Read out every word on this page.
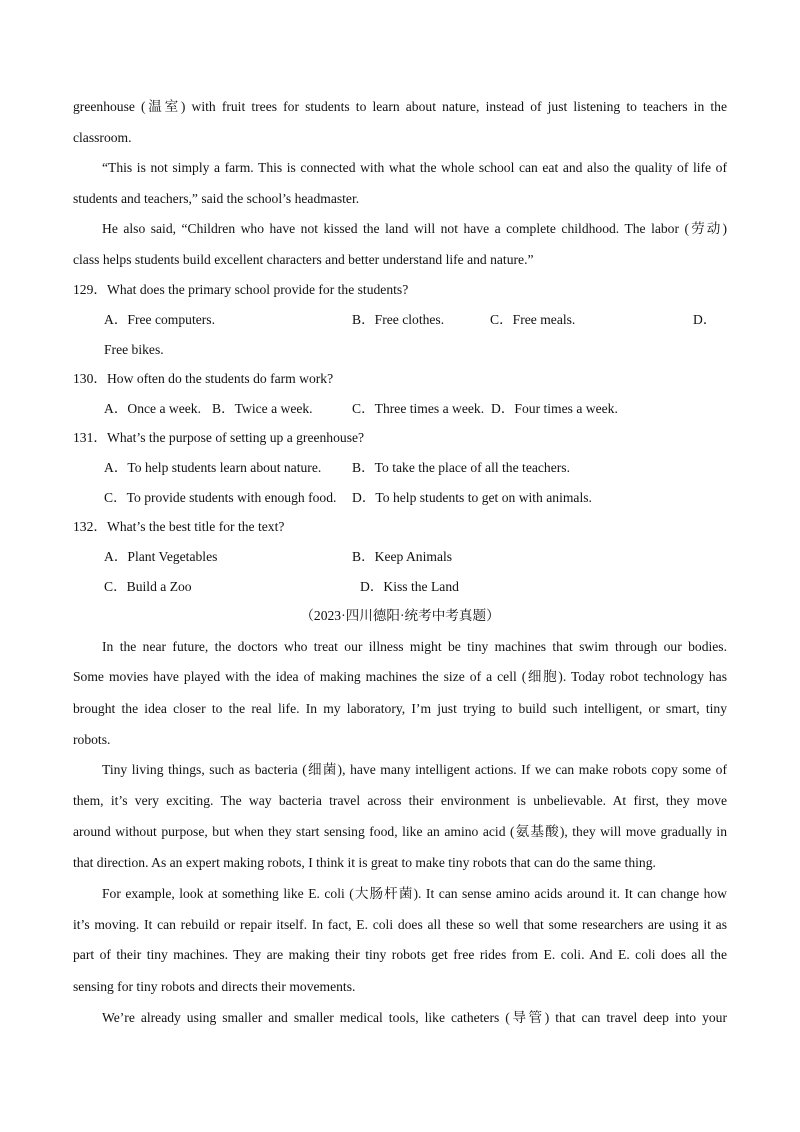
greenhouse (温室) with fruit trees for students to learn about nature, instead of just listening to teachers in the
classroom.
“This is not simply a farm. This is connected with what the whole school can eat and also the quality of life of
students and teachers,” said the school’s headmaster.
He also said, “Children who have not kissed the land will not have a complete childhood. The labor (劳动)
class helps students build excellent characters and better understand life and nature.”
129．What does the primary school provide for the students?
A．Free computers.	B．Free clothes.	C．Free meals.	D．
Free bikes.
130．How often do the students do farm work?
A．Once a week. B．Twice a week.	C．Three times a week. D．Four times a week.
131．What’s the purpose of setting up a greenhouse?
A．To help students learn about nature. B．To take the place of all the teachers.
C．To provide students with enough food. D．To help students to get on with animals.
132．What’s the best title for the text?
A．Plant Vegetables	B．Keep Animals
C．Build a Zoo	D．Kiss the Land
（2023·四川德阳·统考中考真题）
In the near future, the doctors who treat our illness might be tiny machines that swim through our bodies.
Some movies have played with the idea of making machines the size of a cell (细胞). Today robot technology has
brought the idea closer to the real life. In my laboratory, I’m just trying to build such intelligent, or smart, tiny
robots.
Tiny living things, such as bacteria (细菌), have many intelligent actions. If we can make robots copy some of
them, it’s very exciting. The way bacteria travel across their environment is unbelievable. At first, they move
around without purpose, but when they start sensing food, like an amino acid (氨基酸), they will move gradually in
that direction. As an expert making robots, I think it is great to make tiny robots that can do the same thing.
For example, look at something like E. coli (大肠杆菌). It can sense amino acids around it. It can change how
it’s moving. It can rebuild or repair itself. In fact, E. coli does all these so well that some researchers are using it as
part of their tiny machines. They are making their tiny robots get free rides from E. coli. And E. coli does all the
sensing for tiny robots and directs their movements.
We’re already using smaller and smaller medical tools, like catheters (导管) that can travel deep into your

——

## WORK INSTRUCTION:
All entries should be given again exactly, except that pictures are to be excluded.

## OUTPUT FOR THIS TASK:
Read out every word on this page.
greenhouse (温室) with fruit trees for students to learn about nature, instead of just listening to teachers in the
classroom.
“This is not simply a farm. This is connected with what the whole school can eat and also the quality of life of
students and teachers,” said the school’s headmaster.
He also said, “Children who have not kissed the land will not have a complete childhood. The labor (劳动)
class helps students build excellent characters and better understand life and nature.”
129．What does the primary school provide for the students?
A．Free computers.	B．Free clothes.	C．Free meals.	D．
Free bikes.
130．How often do the students do farm work?
A．Once a week. B．Twice a week.	C．Three times a week. D．Four times a week.
131．What’s the purpose of setting up a greenhouse?
A．To help students learn about nature. B．To take the place of all the teachers.
C．To provide students with enough food. D．To help students to get on with animals.
132．What’s the best title for the text?
A．Plant Vegetables	B．Keep Animals
C．Build a Zoo	D．Kiss the Land
（2023·四川德阳·统考中考真题）
In the near future, the doctors who treat our illness might be tiny machines that swim through our bodies.
Some movies have played with the idea of making machines the size of a cell (细胞). Today robot technology has
brought the idea closer to the real life. In my laboratory, I’m just trying to build such intelligent, or smart, tiny
robots.
Tiny living things, such as bacteria (细菌), have many intelligent actions. If we can make robots copy some of
them, it’s very exciting. The way bacteria travel across their environment is unbelievable. At first, they move
around without purpose, but when they start sensing food, like an amino acid (氨基酸), they will move gradually in
that direction. As an expert making robots, I think it is great to make tiny robots that can do the same thing.
For example, look at something like E. coli (大肠杆菌). It can sense amino acids around it. It can change how
it’s moving. It can rebuild or repair itself. In fact, E. coli does all these so well that some researchers are using it as
part of their tiny machines. They are making their tiny robots get free rides from E. coli. And E. coli does all the
sensing for tiny robots and directs their movements.
We’re already using smaller and smaller medical tools, like catheters (导管) that can travel deep into your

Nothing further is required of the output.